DATA SHOWN —
----------------

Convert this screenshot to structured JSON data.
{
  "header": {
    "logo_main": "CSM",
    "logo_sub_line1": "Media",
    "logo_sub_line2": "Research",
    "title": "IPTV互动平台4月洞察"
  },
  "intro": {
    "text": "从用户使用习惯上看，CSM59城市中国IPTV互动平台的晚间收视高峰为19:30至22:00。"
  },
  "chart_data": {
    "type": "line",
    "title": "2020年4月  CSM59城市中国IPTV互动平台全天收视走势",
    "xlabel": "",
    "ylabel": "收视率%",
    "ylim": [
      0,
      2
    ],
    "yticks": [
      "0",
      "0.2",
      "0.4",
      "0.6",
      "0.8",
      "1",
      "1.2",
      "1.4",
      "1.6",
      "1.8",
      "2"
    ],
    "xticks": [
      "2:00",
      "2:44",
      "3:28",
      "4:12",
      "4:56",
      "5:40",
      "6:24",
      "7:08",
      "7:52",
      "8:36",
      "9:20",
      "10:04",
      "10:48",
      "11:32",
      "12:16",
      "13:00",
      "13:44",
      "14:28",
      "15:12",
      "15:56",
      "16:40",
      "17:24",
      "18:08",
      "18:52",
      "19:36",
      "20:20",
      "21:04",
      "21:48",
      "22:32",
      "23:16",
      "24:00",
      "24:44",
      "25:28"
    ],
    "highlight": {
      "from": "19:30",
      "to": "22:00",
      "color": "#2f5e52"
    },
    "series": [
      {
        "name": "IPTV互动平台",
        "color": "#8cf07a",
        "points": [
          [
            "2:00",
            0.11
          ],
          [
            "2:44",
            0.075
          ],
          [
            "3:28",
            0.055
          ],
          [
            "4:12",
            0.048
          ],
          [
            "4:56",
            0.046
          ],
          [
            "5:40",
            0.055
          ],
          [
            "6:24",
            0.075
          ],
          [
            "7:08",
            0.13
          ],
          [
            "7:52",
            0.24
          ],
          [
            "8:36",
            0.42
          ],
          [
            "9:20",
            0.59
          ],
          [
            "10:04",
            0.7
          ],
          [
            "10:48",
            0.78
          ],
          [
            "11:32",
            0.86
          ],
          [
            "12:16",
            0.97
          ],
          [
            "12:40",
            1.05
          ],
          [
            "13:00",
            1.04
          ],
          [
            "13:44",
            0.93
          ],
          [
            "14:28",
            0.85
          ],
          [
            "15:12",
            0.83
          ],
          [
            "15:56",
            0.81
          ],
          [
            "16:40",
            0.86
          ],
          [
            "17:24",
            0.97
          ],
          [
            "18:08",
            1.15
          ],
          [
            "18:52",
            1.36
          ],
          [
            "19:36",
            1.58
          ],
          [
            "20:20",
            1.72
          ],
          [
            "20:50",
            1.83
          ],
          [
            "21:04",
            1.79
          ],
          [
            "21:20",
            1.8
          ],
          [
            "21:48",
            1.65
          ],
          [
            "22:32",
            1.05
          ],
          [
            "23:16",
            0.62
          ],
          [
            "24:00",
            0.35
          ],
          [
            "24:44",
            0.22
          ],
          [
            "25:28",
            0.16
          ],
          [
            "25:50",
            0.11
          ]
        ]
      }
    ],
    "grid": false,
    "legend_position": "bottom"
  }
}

----------------

STATED TASK — Within the data above, pick out all lines holding the word "title".

OUTPUT —
    "title": "IPTV互动平台4月洞察"
    "title": "2020年4月  CSM59城市中国IPTV互动平台全天收视走势",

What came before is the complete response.